> [TASK OBJECTIVE]
Repeat the listing in full, word for word.

> [EXERCISE MATERIAL]
---

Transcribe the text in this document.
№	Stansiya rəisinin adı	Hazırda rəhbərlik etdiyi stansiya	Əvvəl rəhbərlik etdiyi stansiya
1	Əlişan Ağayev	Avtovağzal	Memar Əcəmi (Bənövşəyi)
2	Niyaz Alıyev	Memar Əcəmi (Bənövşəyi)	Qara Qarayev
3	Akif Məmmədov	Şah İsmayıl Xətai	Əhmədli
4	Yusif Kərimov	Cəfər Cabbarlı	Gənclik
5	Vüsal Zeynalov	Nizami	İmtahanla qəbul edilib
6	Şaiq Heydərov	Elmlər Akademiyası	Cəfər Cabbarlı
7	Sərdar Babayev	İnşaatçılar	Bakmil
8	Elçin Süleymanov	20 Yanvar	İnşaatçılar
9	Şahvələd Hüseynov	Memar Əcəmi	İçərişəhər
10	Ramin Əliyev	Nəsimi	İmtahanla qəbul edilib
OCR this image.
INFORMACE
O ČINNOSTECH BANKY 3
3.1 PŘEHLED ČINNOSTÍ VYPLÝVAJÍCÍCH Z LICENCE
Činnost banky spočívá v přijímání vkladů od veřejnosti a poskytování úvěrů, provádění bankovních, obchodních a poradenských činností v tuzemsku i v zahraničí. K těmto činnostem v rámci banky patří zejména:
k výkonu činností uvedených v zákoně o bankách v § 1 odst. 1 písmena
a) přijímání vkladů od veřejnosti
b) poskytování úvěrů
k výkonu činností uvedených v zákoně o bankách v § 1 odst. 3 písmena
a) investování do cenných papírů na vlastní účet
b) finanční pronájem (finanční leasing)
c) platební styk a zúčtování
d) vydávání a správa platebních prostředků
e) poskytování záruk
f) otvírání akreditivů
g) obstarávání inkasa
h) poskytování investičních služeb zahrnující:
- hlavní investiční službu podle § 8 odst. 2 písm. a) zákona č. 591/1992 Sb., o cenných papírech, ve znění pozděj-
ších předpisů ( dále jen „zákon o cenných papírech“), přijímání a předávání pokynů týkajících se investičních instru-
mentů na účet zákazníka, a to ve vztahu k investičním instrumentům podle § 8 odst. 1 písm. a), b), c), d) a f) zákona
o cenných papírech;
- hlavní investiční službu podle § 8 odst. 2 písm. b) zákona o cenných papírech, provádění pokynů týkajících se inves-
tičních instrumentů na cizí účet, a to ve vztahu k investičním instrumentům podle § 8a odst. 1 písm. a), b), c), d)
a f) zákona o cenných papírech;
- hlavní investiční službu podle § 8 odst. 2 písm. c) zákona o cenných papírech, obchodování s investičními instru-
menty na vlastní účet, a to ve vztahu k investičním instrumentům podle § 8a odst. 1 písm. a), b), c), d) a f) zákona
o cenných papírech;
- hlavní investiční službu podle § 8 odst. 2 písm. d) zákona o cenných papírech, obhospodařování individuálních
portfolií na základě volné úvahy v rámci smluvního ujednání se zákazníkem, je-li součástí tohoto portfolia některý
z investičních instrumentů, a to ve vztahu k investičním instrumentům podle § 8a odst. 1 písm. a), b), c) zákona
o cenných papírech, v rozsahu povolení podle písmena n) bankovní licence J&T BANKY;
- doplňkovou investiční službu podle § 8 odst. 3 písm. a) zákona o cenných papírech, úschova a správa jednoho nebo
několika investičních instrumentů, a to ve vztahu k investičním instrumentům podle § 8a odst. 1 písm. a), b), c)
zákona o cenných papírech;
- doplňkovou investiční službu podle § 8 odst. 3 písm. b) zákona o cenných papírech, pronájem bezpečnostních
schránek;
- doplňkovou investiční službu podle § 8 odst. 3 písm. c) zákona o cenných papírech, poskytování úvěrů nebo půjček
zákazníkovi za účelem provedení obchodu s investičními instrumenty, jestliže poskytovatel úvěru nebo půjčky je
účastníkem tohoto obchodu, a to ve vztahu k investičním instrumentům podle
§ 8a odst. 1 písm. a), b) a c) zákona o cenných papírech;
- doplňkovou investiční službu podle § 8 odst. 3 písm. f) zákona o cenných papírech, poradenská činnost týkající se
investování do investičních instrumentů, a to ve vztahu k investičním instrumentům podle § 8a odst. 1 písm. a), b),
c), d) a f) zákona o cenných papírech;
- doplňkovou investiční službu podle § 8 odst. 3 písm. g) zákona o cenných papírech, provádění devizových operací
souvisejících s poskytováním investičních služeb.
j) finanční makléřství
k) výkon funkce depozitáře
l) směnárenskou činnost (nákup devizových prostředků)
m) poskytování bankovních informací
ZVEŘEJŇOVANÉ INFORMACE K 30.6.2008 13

---

> [EXPECTED ANSWER]
Transcribe the text in this document.
№	Stansiya rəisinin adı	Hazırda rəhbərlik etdiyi stansiya	Əvvəl rəhbərlik etdiyi stansiya
1	Əlişan Ağayev	Avtovağzal	Memar Əcəmi (Bənövşəyi)
2	Niyaz Alıyev	Memar Əcəmi (Bənövşəyi)	Qara Qarayev
3	Akif Məmmədov	Şah İsmayıl Xətai	Əhmədli
4	Yusif Kərimov	Cəfər Cabbarlı	Gənclik
5	Vüsal Zeynalov	Nizami	İmtahanla qəbul edilib
6	Şaiq Heydərov	Elmlər Akademiyası	Cəfər Cabbarlı
7	Sərdar Babayev	İnşaatçılar	Bakmil
8	Elçin Süleymanov	20 Yanvar	İnşaatçılar
9	Şahvələd Hüseynov	Memar Əcəmi	İçərişəhər
10	Ramin Əliyev	Nəsimi	İmtahanla qəbul edilib
OCR this image.
INFORMACE
O ČINNOSTECH BANKY 3
3.1 PŘEHLED ČINNOSTÍ VYPLÝVAJÍCÍCH Z LICENCE
Činnost banky spočívá v přijímání vkladů od veřejnosti a poskytování úvěrů, provádění bankovních, obchodních a poradenských činností v tuzemsku i v zahraničí. K těmto činnostem v rámci banky patří zejména:
k výkonu činností uvedených v zákoně o bankách v § 1 odst. 1 písmena
a) přijímání vkladů od veřejnosti
b) poskytování úvěrů
k výkonu činností uvedených v zákoně o bankách v § 1 odst. 3 písmena
a) investování do cenných papírů na vlastní účet
b) finanční pronájem (finanční leasing)
c) platební styk a zúčtování
d) vydávání a správa platebních prostředků
e) poskytování záruk
f) otvírání akreditivů
g) obstarávání inkasa
h) poskytování investičních služeb zahrnující:
- hlavní investiční službu podle § 8 odst. 2 písm. a) zákona č. 591/1992 Sb., o cenných papírech, ve znění pozděj-
ších předpisů ( dále jen „zákon o cenných papírech“), přijímání a předávání pokynů týkajících se investičních instru-
mentů na účet zákazníka, a to ve vztahu k investičním instrumentům podle § 8 odst. 1 písm. a), b), c), d) a f) zákona
o cenných papírech;
- hlavní investiční službu podle § 8 odst. 2 písm. b) zákona o cenných papírech, provádění pokynů týkajících se inves-
tičních instrumentů na cizí účet, a to ve vztahu k investičním instrumentům podle § 8a odst. 1 písm. a), b), c), d)
a f) zákona o cenných papírech;
- hlavní investiční službu podle § 8 odst. 2 písm. c) zákona o cenných papírech, obchodování s investičními instru-
menty na vlastní účet, a to ve vztahu k investičním instrumentům podle § 8a odst. 1 písm. a), b), c), d) a f) zákona
o cenných papírech;
- hlavní investiční službu podle § 8 odst. 2 písm. d) zákona o cenných papírech, obhospodařování individuálních
portfolií na základě volné úvahy v rámci smluvního ujednání se zákazníkem, je-li součástí tohoto portfolia některý
z investičních instrumentů, a to ve vztahu k investičním instrumentům podle § 8a odst. 1 písm. a), b), c) zákona
o cenných papírech, v rozsahu povolení podle písmena n) bankovní licence J&T BANKY;
- doplňkovou investiční službu podle § 8 odst. 3 písm. a) zákona o cenných papírech, úschova a správa jednoho nebo
několika investičních instrumentů, a to ve vztahu k investičním instrumentům podle § 8a odst. 1 písm. a), b), c)
zákona o cenných papírech;
- doplňkovou investiční službu podle § 8 odst. 3 písm. b) zákona o cenných papírech, pronájem bezpečnostních
schránek;
- doplňkovou investiční službu podle § 8 odst. 3 písm. c) zákona o cenných papírech, poskytování úvěrů nebo půjček
zákazníkovi za účelem provedení obchodu s investičními instrumenty, jestliže poskytovatel úvěru nebo půjčky je
účastníkem tohoto obchodu, a to ve vztahu k investičním instrumentům podle
§ 8a odst. 1 písm. a), b) a c) zákona o cenných papírech;
- doplňkovou investiční službu podle § 8 odst. 3 písm. f) zákona o cenných papírech, poradenská činnost týkající se
investování do investičních instrumentů, a to ve vztahu k investičním instrumentům podle § 8a odst. 1 písm. a), b),
c), d) a f) zákona o cenných papírech;
- doplňkovou investiční službu podle § 8 odst. 3 písm. g) zákona o cenných papírech, provádění devizových operací
souvisejících s poskytováním investičních služeb.
j) finanční makléřství
k) výkon funkce depozitáře
l) směnárenskou činnost (nákup devizových prostředků)
m) poskytování bankovních informací
ZVEŘEJŇOVANÉ INFORMACE K 30.6.2008 13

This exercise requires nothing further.